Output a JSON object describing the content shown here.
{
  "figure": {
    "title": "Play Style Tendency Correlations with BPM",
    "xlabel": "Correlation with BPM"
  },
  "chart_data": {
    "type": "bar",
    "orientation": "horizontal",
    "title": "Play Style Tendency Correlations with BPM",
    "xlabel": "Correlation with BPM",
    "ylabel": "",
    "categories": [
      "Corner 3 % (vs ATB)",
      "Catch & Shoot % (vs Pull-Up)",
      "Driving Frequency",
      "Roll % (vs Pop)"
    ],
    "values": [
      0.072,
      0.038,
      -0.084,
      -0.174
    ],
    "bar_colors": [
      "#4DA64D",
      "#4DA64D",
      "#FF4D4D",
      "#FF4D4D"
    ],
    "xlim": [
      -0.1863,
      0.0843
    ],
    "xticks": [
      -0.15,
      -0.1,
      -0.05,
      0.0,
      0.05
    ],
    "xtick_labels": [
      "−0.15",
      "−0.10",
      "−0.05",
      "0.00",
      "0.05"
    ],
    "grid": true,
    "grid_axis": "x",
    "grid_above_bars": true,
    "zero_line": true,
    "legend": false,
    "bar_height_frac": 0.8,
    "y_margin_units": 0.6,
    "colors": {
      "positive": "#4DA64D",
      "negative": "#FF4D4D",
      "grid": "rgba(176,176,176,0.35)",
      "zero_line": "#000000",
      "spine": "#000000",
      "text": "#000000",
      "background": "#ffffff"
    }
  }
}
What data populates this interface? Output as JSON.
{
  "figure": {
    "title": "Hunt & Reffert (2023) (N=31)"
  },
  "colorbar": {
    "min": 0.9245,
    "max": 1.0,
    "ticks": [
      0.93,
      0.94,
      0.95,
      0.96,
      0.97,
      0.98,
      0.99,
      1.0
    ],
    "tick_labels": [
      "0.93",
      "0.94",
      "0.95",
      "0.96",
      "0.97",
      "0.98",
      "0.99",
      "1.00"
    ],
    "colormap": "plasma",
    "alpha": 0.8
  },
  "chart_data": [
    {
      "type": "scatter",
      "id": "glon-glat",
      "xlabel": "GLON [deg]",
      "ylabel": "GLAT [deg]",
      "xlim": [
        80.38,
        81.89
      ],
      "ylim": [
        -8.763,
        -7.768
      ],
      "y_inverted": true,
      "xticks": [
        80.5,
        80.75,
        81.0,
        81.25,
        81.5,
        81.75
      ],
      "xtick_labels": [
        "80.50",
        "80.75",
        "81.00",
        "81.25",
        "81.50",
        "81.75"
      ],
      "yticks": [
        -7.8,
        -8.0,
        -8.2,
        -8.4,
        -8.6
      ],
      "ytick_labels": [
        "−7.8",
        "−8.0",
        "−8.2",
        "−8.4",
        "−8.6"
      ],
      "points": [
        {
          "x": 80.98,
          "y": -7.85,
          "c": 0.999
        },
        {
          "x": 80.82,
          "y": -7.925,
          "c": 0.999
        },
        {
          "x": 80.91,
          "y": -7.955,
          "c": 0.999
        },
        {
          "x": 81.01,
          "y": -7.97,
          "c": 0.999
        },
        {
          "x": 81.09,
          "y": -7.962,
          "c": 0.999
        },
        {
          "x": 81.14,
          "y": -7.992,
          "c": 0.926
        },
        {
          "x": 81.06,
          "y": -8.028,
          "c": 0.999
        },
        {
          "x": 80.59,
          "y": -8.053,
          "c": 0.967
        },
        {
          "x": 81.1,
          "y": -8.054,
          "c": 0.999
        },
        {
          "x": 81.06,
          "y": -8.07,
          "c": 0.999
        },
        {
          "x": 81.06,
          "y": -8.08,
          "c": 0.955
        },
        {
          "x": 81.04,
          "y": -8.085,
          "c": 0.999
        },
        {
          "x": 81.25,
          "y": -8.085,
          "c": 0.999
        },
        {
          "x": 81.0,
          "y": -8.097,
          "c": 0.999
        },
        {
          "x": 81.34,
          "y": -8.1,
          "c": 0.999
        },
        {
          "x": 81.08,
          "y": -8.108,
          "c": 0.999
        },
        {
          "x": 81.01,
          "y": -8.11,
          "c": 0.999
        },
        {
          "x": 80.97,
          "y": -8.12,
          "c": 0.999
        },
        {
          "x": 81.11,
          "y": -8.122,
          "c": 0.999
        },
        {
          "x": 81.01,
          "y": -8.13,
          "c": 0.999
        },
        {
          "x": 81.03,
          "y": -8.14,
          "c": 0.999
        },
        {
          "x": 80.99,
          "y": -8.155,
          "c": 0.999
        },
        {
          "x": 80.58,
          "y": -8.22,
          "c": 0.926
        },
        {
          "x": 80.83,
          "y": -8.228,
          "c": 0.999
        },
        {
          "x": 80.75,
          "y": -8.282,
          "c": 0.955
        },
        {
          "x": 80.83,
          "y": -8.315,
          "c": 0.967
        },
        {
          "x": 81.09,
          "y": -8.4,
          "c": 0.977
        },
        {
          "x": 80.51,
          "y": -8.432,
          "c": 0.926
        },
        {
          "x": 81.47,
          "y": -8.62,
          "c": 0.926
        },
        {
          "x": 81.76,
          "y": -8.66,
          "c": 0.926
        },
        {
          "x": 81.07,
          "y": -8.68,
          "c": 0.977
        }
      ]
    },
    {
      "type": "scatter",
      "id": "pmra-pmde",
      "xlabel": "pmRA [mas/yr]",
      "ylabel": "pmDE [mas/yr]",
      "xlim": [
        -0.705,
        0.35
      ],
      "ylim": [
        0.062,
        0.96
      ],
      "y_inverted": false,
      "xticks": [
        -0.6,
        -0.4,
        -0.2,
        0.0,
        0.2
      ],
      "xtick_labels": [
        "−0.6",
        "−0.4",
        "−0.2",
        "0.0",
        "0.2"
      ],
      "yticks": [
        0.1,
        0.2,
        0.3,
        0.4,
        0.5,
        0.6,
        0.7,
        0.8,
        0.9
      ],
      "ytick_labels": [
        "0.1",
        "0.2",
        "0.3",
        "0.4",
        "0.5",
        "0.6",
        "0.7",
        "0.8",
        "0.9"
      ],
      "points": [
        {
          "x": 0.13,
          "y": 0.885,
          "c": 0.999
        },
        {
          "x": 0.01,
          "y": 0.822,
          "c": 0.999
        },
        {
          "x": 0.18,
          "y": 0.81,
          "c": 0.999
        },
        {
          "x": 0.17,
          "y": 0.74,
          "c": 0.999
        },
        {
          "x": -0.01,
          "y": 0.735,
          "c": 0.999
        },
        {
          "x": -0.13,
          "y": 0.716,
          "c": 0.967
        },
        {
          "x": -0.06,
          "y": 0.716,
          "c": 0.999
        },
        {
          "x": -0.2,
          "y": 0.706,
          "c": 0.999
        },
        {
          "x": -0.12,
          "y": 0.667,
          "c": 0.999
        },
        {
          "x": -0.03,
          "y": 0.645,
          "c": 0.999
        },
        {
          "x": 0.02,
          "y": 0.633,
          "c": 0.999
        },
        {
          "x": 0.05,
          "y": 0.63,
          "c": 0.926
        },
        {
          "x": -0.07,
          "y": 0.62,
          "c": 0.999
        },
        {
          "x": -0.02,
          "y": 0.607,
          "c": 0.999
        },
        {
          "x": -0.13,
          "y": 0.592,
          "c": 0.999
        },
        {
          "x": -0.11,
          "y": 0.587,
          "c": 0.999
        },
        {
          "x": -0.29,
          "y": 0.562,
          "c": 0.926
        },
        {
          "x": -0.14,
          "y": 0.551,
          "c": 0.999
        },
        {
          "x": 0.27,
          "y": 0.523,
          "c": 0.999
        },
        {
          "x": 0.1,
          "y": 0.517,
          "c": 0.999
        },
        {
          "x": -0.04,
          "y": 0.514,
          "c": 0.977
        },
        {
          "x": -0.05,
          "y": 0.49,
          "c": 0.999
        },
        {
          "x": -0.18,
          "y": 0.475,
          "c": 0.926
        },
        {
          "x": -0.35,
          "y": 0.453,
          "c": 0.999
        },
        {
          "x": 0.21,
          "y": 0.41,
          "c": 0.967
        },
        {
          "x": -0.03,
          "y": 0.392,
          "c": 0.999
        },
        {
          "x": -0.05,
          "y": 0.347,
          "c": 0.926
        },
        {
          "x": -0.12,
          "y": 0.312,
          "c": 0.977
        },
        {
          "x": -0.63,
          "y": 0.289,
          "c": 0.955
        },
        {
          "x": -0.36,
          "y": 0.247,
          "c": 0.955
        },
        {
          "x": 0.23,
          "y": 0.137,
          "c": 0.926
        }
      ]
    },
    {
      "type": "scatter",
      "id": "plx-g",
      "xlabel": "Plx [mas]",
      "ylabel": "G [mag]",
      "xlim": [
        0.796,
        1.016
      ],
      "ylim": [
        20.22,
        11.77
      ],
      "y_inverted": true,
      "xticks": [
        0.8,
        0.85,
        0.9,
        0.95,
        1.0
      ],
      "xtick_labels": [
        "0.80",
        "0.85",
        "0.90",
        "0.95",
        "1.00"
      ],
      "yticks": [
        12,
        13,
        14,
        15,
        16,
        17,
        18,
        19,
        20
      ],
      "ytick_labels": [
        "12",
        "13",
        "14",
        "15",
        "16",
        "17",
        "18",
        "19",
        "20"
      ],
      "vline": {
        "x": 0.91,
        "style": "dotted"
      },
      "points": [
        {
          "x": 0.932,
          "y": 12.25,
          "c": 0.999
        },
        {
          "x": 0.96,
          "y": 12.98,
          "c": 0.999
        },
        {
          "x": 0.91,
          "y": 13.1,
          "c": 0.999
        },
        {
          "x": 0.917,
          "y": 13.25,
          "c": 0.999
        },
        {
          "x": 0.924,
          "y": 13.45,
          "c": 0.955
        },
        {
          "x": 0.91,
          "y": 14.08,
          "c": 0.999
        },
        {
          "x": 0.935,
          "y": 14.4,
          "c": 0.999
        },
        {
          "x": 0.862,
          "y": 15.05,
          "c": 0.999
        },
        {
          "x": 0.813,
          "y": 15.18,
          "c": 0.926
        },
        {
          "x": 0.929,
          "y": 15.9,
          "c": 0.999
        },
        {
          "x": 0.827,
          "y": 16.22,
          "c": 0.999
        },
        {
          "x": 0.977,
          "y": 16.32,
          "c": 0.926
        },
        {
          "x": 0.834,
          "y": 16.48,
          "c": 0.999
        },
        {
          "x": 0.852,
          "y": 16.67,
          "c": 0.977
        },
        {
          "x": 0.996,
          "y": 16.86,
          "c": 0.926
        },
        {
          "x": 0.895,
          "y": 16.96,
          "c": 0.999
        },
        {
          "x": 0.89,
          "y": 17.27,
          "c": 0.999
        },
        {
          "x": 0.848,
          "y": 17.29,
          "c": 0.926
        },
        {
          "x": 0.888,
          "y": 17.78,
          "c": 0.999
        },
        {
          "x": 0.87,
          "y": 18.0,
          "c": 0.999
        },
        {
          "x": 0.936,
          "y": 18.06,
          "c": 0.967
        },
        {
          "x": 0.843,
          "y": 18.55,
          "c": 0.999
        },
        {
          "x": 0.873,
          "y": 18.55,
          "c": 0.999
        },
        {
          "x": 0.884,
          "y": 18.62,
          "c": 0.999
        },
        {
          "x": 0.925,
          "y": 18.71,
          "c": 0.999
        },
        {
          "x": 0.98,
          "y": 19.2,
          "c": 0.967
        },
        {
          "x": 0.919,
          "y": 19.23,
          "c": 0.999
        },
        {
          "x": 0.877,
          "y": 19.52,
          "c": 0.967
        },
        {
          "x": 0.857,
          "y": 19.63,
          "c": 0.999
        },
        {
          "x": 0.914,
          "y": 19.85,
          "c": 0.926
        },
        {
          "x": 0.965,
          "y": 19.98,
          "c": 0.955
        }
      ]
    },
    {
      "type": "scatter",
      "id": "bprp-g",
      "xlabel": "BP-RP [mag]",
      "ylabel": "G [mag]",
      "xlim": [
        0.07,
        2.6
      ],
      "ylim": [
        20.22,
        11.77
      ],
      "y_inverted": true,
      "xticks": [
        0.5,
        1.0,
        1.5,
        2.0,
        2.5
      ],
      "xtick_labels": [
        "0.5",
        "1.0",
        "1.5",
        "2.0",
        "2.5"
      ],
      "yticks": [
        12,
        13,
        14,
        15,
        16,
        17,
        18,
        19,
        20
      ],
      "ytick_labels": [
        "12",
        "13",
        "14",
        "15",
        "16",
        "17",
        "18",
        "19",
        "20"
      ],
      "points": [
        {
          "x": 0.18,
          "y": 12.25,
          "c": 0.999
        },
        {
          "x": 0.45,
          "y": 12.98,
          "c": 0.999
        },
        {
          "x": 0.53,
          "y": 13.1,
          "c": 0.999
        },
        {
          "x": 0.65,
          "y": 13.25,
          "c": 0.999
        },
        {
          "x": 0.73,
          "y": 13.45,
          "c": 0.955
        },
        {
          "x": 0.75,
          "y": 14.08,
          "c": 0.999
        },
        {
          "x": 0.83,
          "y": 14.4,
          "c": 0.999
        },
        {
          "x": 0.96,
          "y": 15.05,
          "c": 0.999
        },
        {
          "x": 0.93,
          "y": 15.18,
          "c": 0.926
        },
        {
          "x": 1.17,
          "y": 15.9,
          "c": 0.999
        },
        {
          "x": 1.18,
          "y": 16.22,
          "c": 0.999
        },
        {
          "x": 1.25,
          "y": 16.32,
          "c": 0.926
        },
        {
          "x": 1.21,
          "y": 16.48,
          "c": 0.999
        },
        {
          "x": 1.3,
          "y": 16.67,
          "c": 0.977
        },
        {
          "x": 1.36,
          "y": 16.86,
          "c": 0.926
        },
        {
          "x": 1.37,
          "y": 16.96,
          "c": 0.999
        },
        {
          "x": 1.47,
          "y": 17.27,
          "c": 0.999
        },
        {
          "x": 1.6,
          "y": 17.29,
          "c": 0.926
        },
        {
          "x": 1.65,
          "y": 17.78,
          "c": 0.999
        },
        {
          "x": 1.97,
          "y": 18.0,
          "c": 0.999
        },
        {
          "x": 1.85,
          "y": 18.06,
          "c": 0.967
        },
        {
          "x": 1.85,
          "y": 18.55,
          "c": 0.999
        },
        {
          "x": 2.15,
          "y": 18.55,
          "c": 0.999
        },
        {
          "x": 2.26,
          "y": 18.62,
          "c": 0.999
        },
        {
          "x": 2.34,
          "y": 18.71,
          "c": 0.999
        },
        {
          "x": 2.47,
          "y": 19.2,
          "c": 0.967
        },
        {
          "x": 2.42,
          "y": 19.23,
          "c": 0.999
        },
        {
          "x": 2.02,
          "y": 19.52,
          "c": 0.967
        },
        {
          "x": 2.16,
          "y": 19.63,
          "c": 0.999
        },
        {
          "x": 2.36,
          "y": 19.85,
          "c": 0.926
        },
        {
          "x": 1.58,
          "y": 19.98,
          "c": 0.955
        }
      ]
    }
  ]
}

━━━━━━━━━━━━━━━━━━━━

Extract each line holding the string "xlabel".

    "xlabel": "Correlation with BPM"
    "xlabel": "Correlation with BPM",
      "xlabel": "GLON [deg]",
      "xlabel": "pmRA [mas/yr]",
      "xlabel": "Plx [mas]",
      "xlabel": "BP-RP [mag]",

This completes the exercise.